# WRITTEN INSTRUCTION:
Find the lines that hold the word "driving" and return them.

---------------

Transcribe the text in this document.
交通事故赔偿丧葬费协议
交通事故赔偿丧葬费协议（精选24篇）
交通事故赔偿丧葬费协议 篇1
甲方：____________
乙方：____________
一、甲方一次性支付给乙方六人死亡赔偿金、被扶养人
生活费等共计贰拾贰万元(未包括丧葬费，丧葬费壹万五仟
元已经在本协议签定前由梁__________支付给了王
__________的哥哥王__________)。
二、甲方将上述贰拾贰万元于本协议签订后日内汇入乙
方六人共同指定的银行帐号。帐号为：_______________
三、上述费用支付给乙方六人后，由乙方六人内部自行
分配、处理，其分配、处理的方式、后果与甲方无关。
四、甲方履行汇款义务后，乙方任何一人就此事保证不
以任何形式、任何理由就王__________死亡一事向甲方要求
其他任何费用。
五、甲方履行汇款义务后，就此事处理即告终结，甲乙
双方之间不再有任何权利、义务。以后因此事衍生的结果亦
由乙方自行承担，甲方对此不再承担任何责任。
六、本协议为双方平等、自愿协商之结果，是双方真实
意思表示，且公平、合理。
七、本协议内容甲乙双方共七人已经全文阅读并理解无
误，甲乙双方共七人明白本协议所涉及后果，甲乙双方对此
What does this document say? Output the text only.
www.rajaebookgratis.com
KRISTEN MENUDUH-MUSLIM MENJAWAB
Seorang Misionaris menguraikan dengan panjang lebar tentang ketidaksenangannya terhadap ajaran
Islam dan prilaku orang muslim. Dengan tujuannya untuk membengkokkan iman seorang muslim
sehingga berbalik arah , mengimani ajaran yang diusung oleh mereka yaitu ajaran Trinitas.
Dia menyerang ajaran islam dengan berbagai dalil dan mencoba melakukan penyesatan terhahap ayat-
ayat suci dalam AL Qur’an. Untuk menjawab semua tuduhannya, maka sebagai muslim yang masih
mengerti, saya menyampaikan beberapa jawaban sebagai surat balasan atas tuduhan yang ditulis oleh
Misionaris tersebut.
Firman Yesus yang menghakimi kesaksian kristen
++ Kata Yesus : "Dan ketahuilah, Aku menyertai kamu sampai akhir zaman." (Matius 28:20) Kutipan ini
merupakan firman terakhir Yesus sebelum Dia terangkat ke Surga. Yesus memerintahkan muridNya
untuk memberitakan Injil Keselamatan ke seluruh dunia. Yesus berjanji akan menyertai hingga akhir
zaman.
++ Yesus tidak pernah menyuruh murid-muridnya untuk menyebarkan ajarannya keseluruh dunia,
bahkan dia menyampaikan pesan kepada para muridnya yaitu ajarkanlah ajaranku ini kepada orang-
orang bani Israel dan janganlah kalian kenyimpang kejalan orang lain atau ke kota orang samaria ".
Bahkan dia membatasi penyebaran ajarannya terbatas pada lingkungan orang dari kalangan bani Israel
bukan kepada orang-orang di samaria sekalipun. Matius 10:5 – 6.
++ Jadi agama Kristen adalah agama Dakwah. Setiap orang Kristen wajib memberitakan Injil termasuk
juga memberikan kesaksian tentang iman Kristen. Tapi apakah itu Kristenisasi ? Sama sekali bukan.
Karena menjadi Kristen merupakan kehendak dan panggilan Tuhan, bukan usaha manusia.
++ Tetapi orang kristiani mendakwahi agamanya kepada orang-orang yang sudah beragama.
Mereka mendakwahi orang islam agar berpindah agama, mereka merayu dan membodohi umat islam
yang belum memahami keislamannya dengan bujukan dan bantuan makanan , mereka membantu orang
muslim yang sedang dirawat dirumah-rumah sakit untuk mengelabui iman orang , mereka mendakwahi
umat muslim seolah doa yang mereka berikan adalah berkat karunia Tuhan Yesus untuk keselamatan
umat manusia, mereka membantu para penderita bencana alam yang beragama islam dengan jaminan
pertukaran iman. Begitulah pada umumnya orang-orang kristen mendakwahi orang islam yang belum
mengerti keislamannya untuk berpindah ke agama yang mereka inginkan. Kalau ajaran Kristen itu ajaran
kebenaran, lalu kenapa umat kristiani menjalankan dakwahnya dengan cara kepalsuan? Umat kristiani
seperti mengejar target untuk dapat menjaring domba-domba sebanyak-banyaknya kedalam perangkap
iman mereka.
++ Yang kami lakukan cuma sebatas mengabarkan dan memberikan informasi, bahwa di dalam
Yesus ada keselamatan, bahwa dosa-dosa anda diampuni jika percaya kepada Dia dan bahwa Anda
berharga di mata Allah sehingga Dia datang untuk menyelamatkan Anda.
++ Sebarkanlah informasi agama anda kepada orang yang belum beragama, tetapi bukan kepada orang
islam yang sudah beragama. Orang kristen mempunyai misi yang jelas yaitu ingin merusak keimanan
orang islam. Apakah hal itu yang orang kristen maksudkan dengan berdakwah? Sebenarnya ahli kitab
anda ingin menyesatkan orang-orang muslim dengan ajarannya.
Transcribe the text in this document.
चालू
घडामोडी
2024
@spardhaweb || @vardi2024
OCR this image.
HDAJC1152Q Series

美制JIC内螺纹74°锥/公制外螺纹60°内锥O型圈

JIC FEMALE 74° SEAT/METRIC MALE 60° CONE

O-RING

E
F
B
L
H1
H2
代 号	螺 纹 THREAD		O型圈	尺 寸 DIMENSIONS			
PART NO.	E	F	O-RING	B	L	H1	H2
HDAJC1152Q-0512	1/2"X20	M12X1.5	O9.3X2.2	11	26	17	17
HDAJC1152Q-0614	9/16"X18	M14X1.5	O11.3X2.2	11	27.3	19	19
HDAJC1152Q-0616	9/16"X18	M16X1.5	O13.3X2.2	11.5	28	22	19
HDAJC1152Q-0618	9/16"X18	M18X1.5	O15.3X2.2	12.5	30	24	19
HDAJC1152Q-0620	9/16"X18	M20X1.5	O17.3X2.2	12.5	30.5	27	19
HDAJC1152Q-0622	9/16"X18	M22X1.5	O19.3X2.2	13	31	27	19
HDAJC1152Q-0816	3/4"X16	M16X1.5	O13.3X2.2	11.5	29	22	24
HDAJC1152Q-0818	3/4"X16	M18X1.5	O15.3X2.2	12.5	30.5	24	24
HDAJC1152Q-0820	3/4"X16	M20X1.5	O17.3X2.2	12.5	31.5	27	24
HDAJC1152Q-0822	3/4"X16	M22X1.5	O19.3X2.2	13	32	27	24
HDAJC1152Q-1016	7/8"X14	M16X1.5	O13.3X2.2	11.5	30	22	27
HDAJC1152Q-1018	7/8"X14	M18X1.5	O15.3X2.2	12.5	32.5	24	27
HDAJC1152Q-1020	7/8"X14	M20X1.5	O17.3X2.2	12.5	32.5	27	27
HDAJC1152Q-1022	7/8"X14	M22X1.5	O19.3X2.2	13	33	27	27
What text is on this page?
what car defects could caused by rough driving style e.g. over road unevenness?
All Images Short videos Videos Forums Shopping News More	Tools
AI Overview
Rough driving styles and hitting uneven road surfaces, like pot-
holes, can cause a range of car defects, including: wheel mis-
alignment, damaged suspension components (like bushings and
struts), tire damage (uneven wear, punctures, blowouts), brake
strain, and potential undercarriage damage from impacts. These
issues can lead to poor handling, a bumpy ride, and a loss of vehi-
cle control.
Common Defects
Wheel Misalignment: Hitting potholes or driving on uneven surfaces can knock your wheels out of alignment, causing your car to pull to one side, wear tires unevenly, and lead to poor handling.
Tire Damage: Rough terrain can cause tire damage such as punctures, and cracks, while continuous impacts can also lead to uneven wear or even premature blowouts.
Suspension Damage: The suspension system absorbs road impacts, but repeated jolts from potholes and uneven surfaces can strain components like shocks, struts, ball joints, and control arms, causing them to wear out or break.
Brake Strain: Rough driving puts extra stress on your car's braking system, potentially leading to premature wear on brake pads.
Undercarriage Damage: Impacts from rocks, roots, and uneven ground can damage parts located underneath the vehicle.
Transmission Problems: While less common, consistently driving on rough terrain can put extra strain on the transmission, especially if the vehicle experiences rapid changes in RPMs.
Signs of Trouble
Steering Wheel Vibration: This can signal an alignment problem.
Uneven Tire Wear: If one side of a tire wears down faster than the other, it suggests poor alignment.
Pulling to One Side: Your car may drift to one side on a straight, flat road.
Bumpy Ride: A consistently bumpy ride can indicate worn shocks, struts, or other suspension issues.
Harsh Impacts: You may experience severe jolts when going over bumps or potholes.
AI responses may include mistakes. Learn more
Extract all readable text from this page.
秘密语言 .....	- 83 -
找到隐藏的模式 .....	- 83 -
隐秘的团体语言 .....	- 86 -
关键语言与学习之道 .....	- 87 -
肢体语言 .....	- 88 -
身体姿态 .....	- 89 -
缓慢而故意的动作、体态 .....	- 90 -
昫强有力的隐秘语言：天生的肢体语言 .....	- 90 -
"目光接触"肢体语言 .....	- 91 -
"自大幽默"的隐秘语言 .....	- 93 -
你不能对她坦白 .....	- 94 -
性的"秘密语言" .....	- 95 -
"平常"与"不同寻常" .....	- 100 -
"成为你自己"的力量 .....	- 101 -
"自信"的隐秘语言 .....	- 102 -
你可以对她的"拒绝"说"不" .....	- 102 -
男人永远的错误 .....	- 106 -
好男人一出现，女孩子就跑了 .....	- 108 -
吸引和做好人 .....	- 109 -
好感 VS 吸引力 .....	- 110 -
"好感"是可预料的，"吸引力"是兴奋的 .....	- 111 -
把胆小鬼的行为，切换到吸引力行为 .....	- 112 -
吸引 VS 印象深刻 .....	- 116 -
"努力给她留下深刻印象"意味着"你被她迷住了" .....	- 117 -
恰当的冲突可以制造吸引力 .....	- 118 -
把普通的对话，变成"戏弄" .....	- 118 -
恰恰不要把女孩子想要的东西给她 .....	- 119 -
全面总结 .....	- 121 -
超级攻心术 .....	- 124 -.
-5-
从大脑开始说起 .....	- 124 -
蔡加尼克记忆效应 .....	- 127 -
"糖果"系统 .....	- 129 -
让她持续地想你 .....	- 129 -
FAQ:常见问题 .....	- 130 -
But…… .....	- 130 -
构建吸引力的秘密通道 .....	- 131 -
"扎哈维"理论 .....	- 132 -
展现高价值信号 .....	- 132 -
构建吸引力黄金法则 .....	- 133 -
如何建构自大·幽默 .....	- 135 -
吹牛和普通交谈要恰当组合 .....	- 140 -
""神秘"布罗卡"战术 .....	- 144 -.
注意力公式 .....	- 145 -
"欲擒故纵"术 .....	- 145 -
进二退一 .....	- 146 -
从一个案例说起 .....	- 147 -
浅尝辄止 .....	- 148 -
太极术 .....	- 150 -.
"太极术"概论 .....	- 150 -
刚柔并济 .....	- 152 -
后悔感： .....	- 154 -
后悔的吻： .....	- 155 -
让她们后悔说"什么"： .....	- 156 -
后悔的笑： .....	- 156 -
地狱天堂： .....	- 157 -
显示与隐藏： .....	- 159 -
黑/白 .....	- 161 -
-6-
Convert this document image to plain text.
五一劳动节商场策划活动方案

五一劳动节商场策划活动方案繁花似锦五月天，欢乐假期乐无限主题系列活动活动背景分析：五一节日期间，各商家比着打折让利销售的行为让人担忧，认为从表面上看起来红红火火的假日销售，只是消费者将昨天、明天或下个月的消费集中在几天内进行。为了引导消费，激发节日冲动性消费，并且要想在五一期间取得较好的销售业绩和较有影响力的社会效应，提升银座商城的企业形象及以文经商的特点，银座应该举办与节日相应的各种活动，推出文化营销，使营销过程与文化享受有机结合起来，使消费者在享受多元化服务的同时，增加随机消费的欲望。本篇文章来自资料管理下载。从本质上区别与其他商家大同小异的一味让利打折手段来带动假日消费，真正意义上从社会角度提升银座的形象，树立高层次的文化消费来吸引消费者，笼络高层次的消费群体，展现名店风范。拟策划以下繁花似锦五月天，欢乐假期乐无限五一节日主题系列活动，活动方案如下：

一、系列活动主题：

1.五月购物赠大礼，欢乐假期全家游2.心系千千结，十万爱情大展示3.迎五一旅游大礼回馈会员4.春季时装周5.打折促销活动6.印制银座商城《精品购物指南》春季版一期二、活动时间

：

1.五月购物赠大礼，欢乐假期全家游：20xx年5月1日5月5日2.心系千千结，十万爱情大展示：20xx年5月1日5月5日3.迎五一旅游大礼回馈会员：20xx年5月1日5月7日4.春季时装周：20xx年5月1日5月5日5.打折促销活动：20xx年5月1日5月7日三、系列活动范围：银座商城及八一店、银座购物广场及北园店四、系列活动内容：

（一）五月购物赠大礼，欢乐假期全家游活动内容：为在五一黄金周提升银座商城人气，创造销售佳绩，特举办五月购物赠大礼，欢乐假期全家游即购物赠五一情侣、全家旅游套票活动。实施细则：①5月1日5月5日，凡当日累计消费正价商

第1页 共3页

---------------

# FINAL RESULT:
what car defects could caused by rough driving style e.g. over road unevenness?
Rough driving styles and hitting uneven road surfaces, like pot-
Wheel Misalignment: Hitting potholes or driving on uneven surfaces can knock your wheels out of alignment, causing your car to pull to one side, wear tires unevenly, and lead to poor handling.
Brake Strain: Rough driving puts extra stress on your car's braking system, potentially leading to premature wear on brake pads.
Transmission Problems: While less common, consistently driving on rough terrain can put extra strain on the transmission, especially if the vehicle experiences rapid changes in RPMs.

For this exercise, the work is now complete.